--- Start of Document passage ---

Mapping internal communication networks from email data using graph theory, NLP, and interactive visualisation.
- Graph construction and analysis using NetworkX (PageRank, betweenness centrality, eigenvector centrality)
- Unsupervised community detection via greedy modularity optimisation
- NLP topic modelling with Latent Dirichlet Allocation (LDA)
- End-to-end data pipeline from raw email parsing to interactive visualisation
- Static and interactive network graph rendering with Matplotlib and PyVis
This project builds a knowledge graph from internal organisational email data to reveal hidden communication structures, influence hierarchies, and topic-based communities — things that never appear on an org chart.
Using the Enron email dataset as a realistic, large-scale example, the notebook walks through the full pipeline from raw email parsing to an interactive, explorable network graph.
| Analysis | What it answers |
|---|---|
| Network graph | Who talks to whom, and how often? |
| PageRank | Who holds real influence — not just seniority? |
| Betweenness centrality | Who are the gatekeepers and information brokers? |
| Community detection | What informal groups form outside the org chart? |
| LDA topic modelling | What does each community actually talk about? |
| Community × Topic heatmap | Which teams own which subjects? |
├── org_knowledge_graph.ipynb # Main notebook — run this
├── emails.csv # Enron dataset (download separately)

--- End of Document passage ---

● Tasks
a. Repeat the passage of the email knowledge graph project description starting at "- End-to-end data" and ending at "explorable network graph.".
b. In the records, reproduce the lines starting at the line containing "List each element" and ending at the line containing "legend-line: et Djebel", with "legend-line" changed to "legend-text" and all else unchanged. Leave the pictures out of your answer.

--- Start of Material ---

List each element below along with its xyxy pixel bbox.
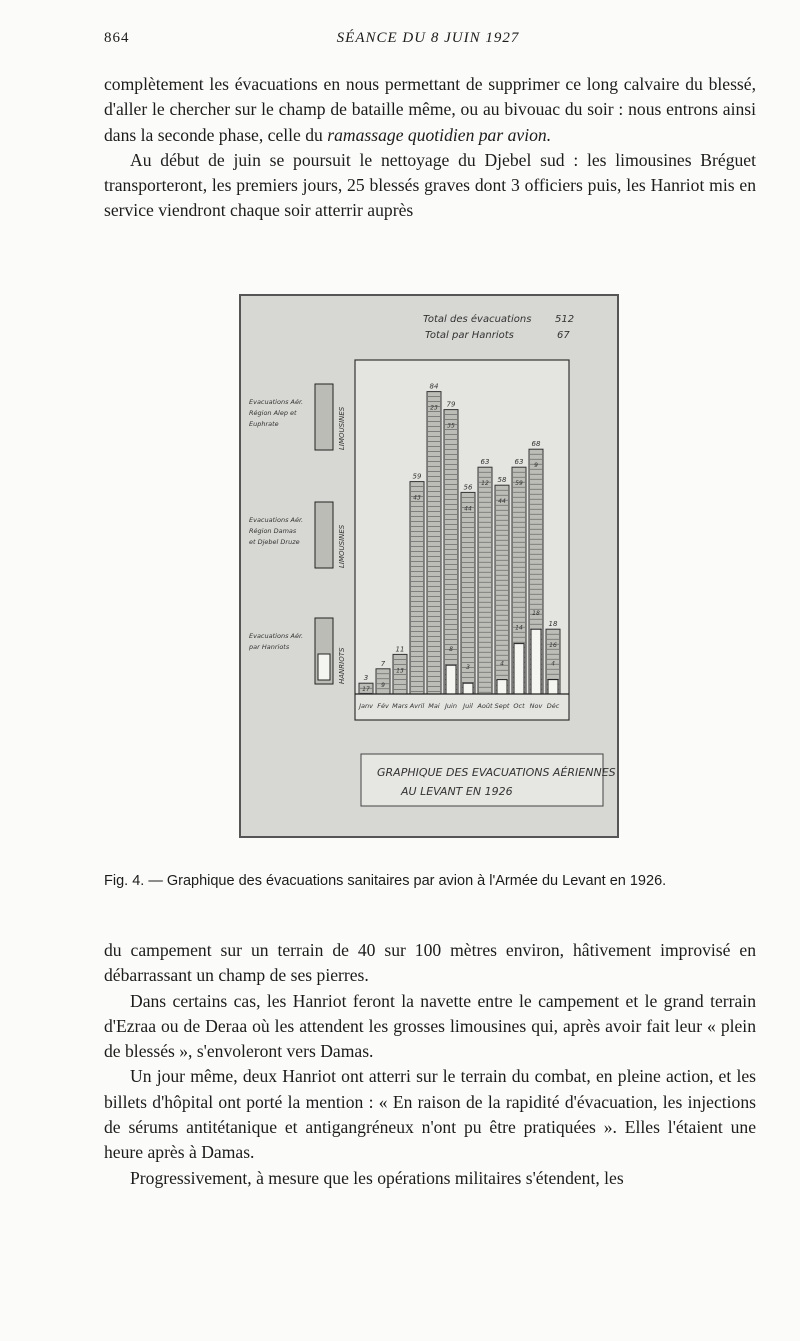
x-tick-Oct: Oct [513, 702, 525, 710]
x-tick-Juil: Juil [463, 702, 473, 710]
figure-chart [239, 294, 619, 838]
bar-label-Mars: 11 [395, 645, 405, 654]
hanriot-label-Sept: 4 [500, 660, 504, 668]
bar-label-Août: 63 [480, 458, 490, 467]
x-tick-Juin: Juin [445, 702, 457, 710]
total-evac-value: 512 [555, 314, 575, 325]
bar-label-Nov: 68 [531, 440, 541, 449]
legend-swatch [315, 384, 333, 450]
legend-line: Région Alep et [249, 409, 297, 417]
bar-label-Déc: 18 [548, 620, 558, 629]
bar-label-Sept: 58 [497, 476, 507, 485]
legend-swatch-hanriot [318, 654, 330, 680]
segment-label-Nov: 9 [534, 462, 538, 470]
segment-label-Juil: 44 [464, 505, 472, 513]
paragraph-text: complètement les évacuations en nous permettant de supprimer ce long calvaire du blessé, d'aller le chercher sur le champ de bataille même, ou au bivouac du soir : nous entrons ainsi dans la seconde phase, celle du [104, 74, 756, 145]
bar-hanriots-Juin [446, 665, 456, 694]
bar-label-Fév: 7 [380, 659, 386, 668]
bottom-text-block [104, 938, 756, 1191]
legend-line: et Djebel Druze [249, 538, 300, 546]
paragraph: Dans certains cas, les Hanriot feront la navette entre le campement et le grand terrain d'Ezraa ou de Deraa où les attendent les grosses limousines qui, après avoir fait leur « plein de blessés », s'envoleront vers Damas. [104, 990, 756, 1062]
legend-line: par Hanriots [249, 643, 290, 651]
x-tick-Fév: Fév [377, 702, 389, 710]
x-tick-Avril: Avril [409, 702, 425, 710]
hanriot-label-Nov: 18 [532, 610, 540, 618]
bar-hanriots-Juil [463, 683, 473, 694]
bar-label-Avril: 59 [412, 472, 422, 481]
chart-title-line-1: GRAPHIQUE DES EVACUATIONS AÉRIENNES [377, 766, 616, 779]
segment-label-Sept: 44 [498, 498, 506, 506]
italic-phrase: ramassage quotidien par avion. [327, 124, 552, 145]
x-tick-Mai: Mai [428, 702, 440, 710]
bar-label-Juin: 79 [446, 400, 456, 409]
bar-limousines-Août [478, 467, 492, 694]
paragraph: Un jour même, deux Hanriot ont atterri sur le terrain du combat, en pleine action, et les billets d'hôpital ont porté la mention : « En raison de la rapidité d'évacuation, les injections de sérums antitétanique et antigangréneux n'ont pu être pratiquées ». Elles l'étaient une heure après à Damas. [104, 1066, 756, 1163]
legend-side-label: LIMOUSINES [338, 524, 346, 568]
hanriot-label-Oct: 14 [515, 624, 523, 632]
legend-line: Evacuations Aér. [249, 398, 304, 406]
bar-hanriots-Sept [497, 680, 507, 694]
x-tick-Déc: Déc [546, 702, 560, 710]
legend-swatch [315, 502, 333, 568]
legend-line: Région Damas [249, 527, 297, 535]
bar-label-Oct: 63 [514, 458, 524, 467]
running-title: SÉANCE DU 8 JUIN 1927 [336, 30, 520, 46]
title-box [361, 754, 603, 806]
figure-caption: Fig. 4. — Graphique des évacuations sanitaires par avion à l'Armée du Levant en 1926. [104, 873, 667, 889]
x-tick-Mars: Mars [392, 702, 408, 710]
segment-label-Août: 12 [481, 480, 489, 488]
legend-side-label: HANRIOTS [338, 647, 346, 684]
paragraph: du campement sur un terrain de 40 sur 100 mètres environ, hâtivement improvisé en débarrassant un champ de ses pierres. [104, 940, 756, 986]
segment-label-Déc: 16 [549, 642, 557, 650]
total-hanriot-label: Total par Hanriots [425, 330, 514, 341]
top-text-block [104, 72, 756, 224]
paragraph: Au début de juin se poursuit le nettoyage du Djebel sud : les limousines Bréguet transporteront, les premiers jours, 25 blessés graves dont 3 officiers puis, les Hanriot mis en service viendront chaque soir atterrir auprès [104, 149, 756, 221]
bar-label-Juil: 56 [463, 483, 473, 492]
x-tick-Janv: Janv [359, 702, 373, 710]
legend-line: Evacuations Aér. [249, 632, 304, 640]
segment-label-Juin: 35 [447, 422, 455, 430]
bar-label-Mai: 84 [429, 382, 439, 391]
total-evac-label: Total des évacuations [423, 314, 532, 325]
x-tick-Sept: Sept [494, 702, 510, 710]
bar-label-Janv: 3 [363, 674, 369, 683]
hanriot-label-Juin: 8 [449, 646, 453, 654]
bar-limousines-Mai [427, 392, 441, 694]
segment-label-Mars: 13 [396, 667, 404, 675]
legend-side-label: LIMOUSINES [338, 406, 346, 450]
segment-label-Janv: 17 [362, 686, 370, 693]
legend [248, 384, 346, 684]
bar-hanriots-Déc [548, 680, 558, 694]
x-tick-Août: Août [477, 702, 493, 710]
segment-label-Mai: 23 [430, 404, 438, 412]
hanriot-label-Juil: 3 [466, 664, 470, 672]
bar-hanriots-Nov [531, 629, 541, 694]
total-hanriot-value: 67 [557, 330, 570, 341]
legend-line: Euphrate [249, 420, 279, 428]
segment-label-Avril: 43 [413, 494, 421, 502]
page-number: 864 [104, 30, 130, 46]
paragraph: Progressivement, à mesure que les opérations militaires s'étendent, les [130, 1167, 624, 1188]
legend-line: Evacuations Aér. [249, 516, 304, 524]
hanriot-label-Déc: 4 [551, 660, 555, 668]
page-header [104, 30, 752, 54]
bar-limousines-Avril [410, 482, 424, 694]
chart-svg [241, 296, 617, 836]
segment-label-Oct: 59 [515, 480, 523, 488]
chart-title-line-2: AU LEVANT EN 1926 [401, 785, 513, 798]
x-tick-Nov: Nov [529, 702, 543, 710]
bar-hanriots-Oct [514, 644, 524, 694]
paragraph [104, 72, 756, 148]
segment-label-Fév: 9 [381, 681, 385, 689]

--- End of Material ---
--- Start of Material ---

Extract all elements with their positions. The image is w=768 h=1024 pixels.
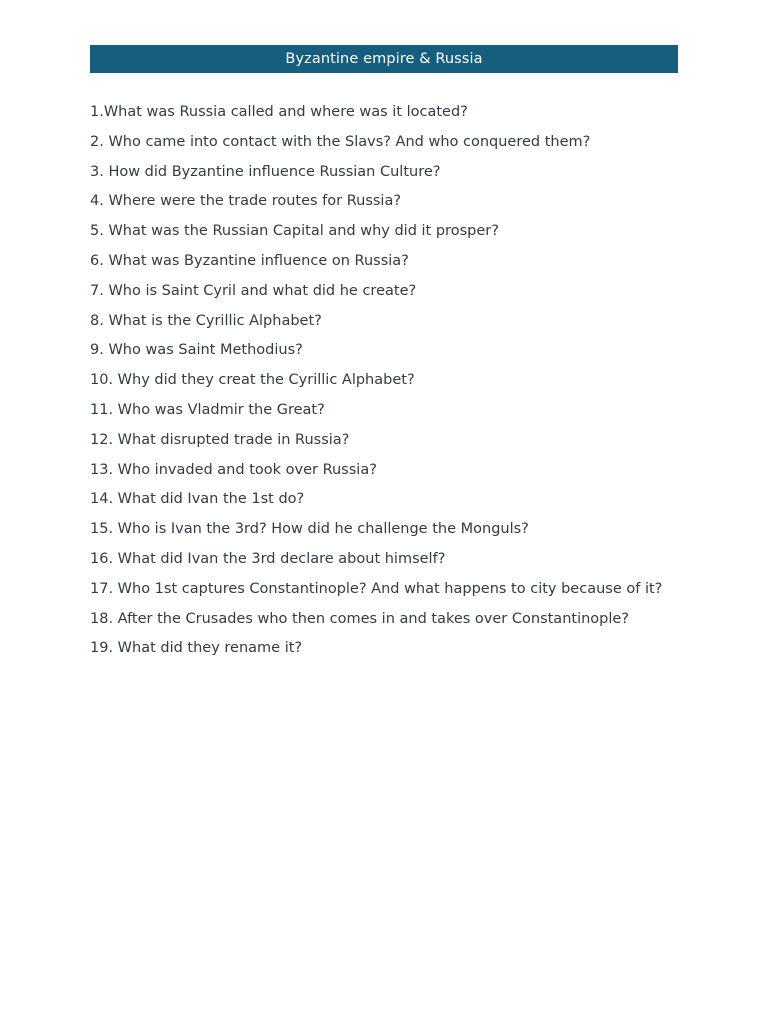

--- End of Material ---
--- Start of Material ---

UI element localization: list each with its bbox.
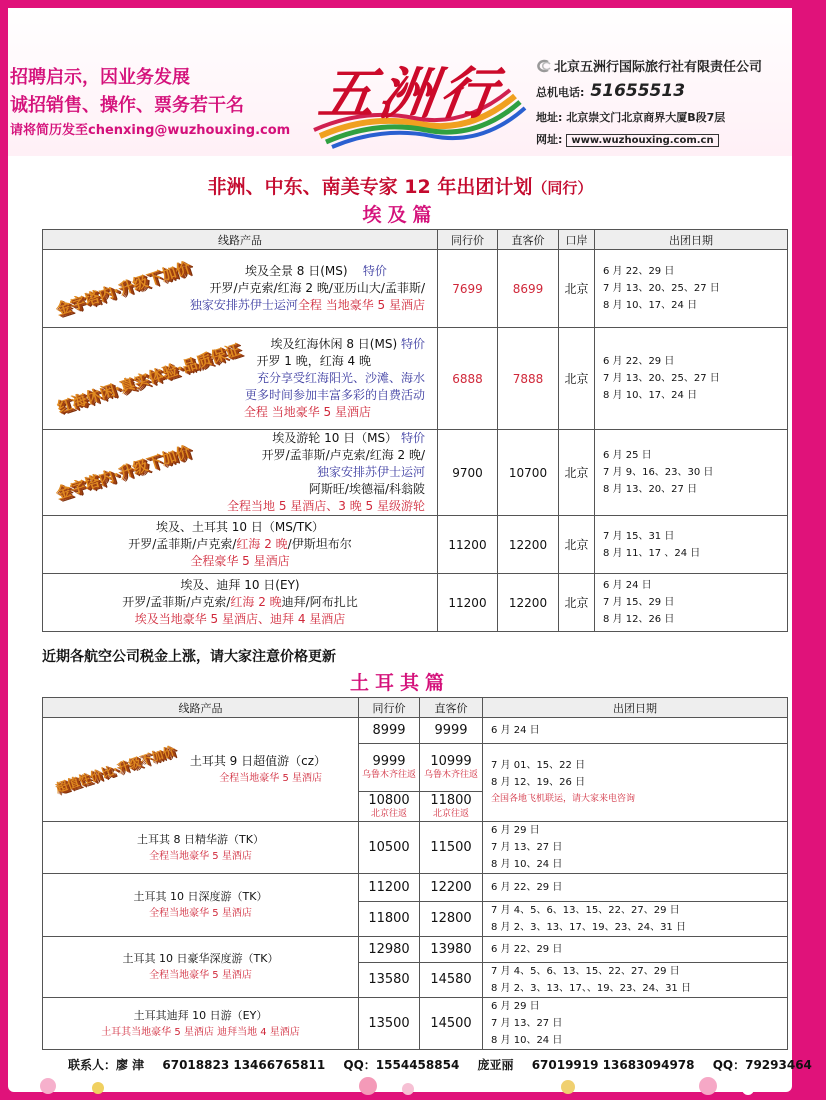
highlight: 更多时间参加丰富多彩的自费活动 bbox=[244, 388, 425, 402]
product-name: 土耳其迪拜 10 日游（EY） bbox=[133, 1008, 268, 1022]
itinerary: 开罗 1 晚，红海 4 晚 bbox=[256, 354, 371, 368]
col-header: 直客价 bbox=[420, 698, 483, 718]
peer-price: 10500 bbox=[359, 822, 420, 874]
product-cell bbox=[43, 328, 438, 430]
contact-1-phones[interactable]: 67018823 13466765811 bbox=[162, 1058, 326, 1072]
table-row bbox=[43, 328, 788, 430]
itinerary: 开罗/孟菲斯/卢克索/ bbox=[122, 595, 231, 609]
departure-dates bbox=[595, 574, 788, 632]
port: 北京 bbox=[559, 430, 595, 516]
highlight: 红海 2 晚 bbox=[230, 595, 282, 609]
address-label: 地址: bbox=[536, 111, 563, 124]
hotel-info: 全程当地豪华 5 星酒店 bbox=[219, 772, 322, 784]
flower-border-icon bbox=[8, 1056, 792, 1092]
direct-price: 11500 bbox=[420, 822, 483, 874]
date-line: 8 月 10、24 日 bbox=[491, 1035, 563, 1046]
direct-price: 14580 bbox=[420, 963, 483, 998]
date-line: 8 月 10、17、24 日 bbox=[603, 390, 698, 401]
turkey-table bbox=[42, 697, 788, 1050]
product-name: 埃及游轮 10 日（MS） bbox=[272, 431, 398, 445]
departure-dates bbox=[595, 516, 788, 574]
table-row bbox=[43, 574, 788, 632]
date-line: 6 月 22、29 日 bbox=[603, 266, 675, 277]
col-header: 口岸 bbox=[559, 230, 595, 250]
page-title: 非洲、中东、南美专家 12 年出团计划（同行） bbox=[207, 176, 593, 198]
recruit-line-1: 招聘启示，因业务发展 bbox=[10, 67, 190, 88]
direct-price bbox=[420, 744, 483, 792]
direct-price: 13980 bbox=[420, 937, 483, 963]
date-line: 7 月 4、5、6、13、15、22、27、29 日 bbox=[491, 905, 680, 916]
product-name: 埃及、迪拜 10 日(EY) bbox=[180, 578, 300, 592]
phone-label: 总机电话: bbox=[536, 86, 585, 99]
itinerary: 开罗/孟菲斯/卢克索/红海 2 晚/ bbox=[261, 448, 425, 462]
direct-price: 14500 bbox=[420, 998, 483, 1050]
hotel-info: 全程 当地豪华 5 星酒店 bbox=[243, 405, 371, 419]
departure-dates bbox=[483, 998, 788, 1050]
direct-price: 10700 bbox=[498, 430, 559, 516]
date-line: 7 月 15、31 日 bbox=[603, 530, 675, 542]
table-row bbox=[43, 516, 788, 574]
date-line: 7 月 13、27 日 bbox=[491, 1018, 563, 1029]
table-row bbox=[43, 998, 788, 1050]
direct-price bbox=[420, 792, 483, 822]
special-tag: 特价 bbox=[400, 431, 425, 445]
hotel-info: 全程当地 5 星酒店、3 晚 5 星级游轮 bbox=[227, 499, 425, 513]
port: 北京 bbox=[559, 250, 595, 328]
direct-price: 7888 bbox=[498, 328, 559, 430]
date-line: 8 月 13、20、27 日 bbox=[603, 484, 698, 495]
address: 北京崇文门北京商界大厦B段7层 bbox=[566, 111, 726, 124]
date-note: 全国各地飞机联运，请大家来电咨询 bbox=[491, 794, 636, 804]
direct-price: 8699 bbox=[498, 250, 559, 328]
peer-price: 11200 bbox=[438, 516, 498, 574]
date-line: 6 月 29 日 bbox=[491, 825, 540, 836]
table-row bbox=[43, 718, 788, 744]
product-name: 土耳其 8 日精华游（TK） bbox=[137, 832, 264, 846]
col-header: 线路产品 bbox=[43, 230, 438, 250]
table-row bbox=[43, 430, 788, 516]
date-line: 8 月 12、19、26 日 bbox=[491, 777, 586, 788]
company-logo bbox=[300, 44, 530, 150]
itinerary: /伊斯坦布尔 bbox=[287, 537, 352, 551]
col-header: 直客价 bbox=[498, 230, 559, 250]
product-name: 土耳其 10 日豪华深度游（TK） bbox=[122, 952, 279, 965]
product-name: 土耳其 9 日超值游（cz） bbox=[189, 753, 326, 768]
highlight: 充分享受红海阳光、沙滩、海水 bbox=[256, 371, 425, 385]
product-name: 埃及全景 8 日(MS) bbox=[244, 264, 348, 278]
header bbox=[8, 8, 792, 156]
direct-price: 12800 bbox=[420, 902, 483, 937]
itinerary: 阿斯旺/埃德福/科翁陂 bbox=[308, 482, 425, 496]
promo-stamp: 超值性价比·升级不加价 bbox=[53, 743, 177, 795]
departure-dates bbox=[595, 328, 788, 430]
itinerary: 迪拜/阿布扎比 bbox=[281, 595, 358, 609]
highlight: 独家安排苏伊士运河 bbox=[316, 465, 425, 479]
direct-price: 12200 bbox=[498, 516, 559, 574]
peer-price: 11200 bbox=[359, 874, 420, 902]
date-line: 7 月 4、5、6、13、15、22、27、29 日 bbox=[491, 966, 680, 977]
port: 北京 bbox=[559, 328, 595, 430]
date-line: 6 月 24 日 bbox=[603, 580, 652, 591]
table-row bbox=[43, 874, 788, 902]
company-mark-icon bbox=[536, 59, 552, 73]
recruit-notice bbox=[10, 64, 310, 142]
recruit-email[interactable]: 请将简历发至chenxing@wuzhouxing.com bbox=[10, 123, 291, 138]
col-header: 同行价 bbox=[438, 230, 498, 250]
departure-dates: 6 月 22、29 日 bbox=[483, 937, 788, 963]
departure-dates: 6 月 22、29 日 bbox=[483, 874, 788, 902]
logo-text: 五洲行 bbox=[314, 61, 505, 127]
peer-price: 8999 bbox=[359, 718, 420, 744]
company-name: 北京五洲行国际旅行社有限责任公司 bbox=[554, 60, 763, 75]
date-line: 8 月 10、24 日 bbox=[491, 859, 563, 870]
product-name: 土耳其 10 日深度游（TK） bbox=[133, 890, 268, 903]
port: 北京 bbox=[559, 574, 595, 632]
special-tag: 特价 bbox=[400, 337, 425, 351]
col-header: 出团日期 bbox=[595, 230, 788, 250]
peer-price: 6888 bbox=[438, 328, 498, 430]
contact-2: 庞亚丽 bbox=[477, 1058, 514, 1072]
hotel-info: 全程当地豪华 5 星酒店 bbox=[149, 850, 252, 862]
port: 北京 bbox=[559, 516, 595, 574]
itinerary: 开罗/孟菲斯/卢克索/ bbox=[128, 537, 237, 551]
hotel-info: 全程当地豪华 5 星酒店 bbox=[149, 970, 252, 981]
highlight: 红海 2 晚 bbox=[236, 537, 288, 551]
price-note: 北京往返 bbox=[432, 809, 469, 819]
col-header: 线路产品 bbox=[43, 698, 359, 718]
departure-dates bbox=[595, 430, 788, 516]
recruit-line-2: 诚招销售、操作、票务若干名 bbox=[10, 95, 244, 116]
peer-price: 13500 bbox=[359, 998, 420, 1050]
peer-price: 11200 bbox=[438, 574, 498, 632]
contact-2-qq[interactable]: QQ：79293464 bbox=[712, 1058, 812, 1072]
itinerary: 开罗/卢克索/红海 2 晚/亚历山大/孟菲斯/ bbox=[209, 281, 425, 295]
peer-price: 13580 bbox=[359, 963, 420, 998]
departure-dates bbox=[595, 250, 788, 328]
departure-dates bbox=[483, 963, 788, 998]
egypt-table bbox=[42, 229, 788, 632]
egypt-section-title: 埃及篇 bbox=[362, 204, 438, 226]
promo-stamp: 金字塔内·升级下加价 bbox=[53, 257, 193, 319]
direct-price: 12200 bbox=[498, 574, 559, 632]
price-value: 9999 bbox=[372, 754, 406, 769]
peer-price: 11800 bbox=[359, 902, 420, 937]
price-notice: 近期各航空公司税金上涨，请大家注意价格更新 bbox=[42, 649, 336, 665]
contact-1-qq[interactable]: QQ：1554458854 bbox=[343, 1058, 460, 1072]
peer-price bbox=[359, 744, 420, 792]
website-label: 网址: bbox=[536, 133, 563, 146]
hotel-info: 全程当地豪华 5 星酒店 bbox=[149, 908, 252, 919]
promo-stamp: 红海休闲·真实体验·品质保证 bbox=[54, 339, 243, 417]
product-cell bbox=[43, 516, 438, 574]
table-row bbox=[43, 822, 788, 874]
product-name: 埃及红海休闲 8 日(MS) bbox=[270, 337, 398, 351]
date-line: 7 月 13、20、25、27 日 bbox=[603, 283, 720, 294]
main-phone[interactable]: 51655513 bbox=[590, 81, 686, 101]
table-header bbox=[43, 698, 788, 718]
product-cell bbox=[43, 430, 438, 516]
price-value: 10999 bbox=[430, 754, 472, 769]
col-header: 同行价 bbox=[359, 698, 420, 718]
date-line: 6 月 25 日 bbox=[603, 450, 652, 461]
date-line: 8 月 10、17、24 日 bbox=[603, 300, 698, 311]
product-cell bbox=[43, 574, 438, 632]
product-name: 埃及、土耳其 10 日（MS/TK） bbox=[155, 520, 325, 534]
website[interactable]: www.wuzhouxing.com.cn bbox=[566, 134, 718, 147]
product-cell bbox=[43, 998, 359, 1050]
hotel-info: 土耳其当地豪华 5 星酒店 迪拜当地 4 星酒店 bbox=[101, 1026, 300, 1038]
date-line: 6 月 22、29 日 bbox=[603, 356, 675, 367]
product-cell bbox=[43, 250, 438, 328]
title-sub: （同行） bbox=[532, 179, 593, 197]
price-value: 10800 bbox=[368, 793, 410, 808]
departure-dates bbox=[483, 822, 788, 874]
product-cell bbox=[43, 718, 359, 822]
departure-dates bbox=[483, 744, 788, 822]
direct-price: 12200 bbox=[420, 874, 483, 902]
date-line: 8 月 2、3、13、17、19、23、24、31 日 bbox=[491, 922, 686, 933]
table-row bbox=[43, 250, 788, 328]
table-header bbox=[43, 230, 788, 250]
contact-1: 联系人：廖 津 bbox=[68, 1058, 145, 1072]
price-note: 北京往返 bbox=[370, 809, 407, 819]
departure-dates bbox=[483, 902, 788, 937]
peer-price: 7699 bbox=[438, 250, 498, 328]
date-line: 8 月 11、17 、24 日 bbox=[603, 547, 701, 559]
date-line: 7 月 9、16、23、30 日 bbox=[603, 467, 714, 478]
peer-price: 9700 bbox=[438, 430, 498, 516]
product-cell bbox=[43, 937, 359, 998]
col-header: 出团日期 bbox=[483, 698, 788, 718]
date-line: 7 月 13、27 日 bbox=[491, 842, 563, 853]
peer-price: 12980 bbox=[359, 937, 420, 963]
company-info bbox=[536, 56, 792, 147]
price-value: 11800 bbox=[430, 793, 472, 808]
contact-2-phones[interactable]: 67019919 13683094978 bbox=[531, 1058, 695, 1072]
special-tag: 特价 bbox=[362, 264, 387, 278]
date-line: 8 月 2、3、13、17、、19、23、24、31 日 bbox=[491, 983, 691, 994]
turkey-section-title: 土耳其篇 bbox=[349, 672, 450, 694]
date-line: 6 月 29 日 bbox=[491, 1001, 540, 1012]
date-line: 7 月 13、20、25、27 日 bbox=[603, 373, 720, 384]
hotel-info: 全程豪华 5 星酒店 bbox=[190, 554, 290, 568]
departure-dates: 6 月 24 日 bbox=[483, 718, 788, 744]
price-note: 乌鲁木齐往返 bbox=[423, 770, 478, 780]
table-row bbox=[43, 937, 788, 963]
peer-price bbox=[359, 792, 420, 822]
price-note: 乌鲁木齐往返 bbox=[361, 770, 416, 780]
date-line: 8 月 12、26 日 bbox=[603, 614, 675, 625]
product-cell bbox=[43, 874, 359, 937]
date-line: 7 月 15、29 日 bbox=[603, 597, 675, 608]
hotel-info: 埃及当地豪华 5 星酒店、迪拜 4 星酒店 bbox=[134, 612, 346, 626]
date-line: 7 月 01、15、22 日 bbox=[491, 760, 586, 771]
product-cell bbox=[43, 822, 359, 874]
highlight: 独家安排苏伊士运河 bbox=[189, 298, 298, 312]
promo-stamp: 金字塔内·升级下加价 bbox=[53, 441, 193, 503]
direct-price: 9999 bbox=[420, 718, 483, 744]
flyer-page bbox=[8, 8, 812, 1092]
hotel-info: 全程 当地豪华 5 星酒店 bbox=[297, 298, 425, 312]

--- End of Material ---

● Results
a.
- End-to-end data pipeline from raw email parsing to interactive visualisation
- Static and interactive network graph rendering with Matplotlib and PyVis
This project builds a knowledge graph from internal organisational email data to reveal hidden communication structures, influence hierarchies, and topic-based communities — things that never appear on an org chart.
Using the Enron email dataset as a realistic, large-scale example, the notebook walks through the full pipeline from raw email parsing to an interactive, explorable network graph.

b.
List each element below along with its xyxy pixel bbox.
x-tick-Oct: Oct [513, 702, 525, 710]
x-tick-Juil: Juil [463, 702, 473, 710]
figure-chart [239, 294, 619, 838]
bar-label-Mars: 11 [395, 645, 405, 654]
hanriot-label-Sept: 4 [500, 660, 504, 668]
bar-label-Août: 63 [480, 458, 490, 467]
x-tick-Juin: Juin [445, 702, 457, 710]
total-evac-value: 512 [555, 314, 575, 325]
bar-label-Nov: 68 [531, 440, 541, 449]
legend-swatch [315, 384, 333, 450]
legend-text: Région Alep et [249, 409, 297, 417]
bar-label-Déc: 18 [548, 620, 558, 629]
bar-label-Sept: 58 [497, 476, 507, 485]
legend-swatch-hanriot [318, 654, 330, 680]
segment-label-Nov: 9 [534, 462, 538, 470]
segment-label-Juil: 44 [464, 505, 472, 513]
paragraph-text: complètement les évacuations en nous permettant de supprimer ce long calvaire du blessé, d'aller le chercher sur le champ de bataille même, ou au bivouac du soir : nous entrons ainsi dans la seconde phase, celle du [104, 74, 756, 145]
bar-hanriots-Juin [446, 665, 456, 694]
bar-label-Fév: 7 [380, 659, 386, 668]
bottom-text-block [104, 938, 756, 1191]
legend-text: et Djebel Druze [249, 538, 300, 546]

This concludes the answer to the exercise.